• [STATED GOAL]:
Count every line in the following entries where the word "hypothesis" appears. Give the count alone.

━━ STORED RECORDS

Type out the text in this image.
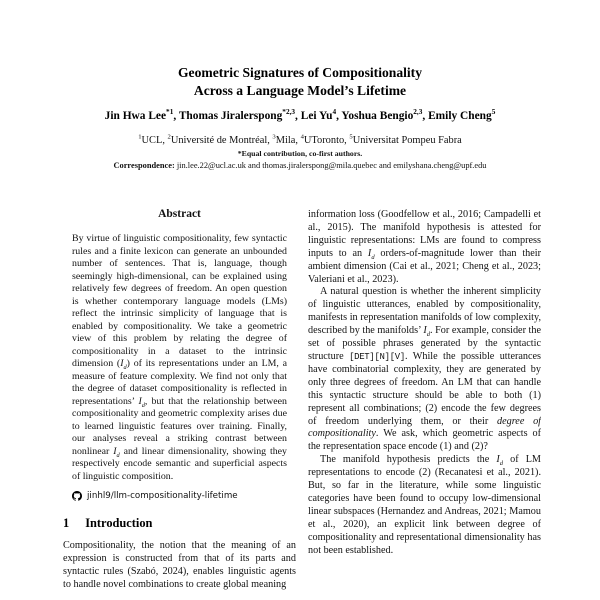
Geometric Signatures of Compositionality
Across a Language Model’s Lifetime
Jin Hwa Lee$^{*1}$, Thomas Jiralerspong$^{*2,3}$, Lei Yu$^4$, Yoshua Bengio$^{2,3}$, Emily Cheng$^5$
$^1$UCL, $^2$Université de Montréal, $^3$Mila, $^4$UToronto, $^5$Universitat Pompeu Fabra
*Equal contribution, co-first authors.
Correspondence: jin.lee.22@ucl.ac.uk and thomas.jiralerspong@mila.quebec and emilyshana.cheng@upf.edu
Abstract

By virtue of linguistic compositionality, few syntactic rules and a finite lexicon can generate an unbounded number of sentences. That is, language, though seemingly high-dimensional, can be explained using relatively few degrees of freedom. An open question is whether contemporary language models (LMs) reflect the intrinsic simplicity of language that is enabled by compositionality. We take a geometric view of this problem by relating the degree of compositionality in a dataset to the intrinsic dimension $(I_d)$ of its representations under an LM, a measure of feature complexity. We find not only that the degree of dataset compositionality is reflected in representations’ $I_d$, but that the relationship between compositionality and geometric complexity arises due to learned linguistic features over training. Finally, our analyses reveal a striking contrast between nonlinear $I_d$ and linear dimensionality, showing they respectively encode semantic and superficial aspects of linguistic composition.

jinhl9/llm-compositionality-lifetime
1 Introduction

Compositionality, the notion that the meaning of an expression is constructed from that of its parts and syntactic rules (Szabó, 2024), enables linguistic agents to handle novel combinations to create global meaning

information loss (Goodfellow et al., 2016; Campadelli et al., 2015). The manifold hypothesis is attested for linguistic representations: LMs are found to compress inputs to an $I_d$ orders-of-magnitude lower than their ambient dimension (Cai et al., 2021; Cheng et al., 2023; Valeriani et al., 2023).

A natural question is whether the inherent simplicity of linguistic utterances, enabled by compositionality, manifests in representation manifolds of low complexity, described by the manifolds’ $I_d$. For example, consider the set of possible phrases generated by the syntactic structure [DET][N][V]. While the possible utterances have combinatorial complexity, they are generated by only three degrees of freedom. An LM that can handle this syntactic structure should be able to both (1) represent all combinations; (2) encode the few degrees of freedom underlying them, or their degree of compositionality. We ask, which geometric aspects of the representation space encode (1) and (2)?

The manifold hypothesis predicts the $I_d$ of LM representations to encode (2) (Recanatesi et al., 2021). But, so far in the literature, while some linguistic categories have been found to occupy low-dimensional linear subspaces (Hernandez and Andreas, 2021; Mamou et al., 2020), an explicit link between degree of compositionality and representational dimensionality has not been established.
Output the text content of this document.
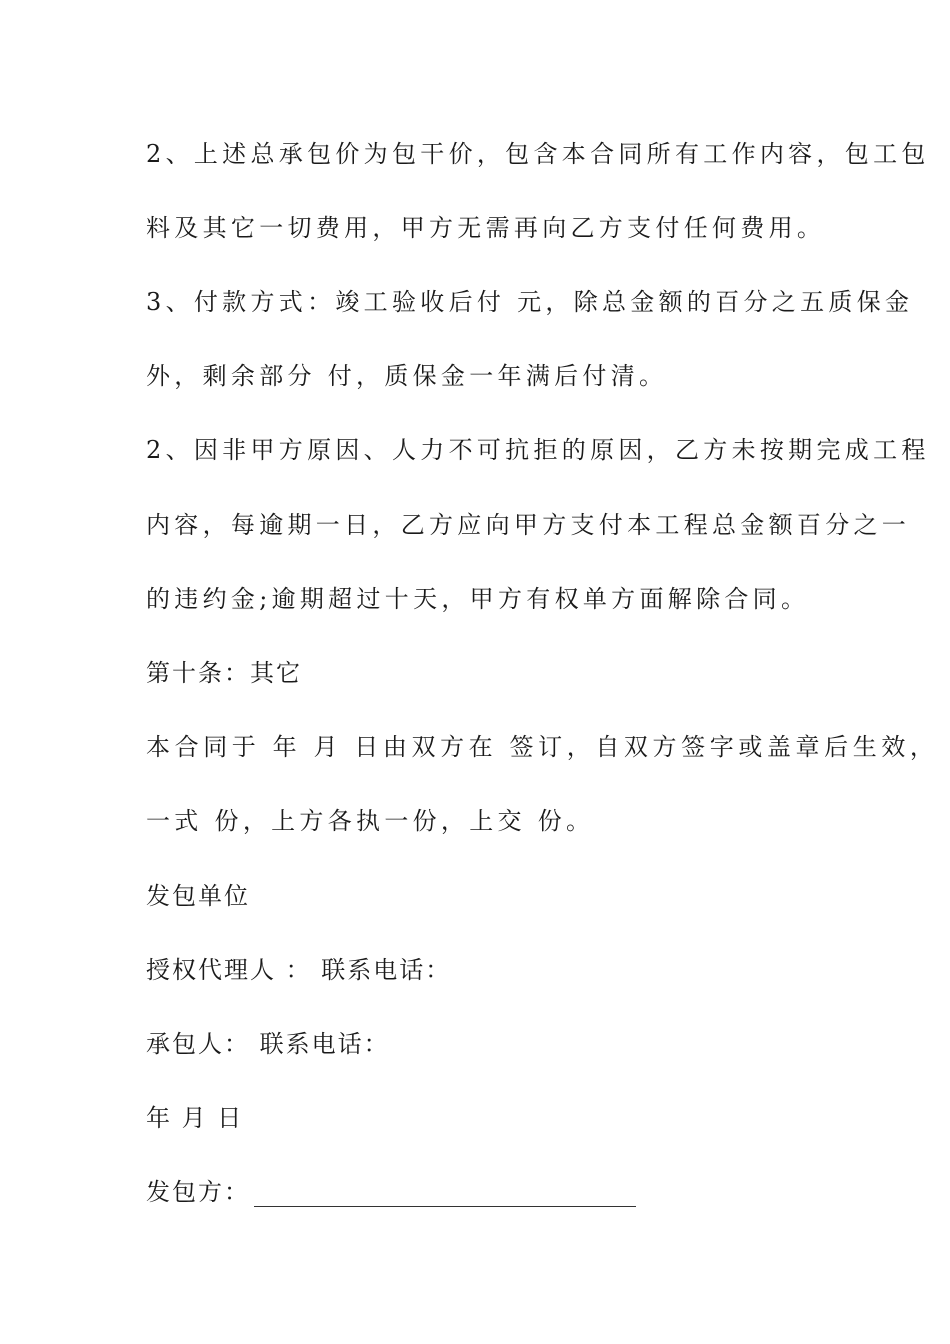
2、上述总承包价为包干价，包含本合同所有工作内容，包工包
料及其它一切费用，甲方无需再向乙方支付任何费用。
3、付款方式：竣工验收后付 元，除总金额的百分之五质保金
外，剩余部分 付，质保金一年满后付清。
2、因非甲方原因、人力不可抗拒的原因，乙方未按期完成工程
内容，每逾期一日，乙方应向甲方支付本工程总金额百分之一
的违约金;逾期超过十天，甲方有权单方面解除合同。
第十条：其它
本合同于 年 月 日由双方在 签订，自双方签字或盖章后生效，
一式 份，上方各执一份，上交 份。
发包单位
授权代理人 ： 联系电话：
承包人： 联系电话：
年 月 日
发包方：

━━━━

• [WRITTEN ANSWER]:
2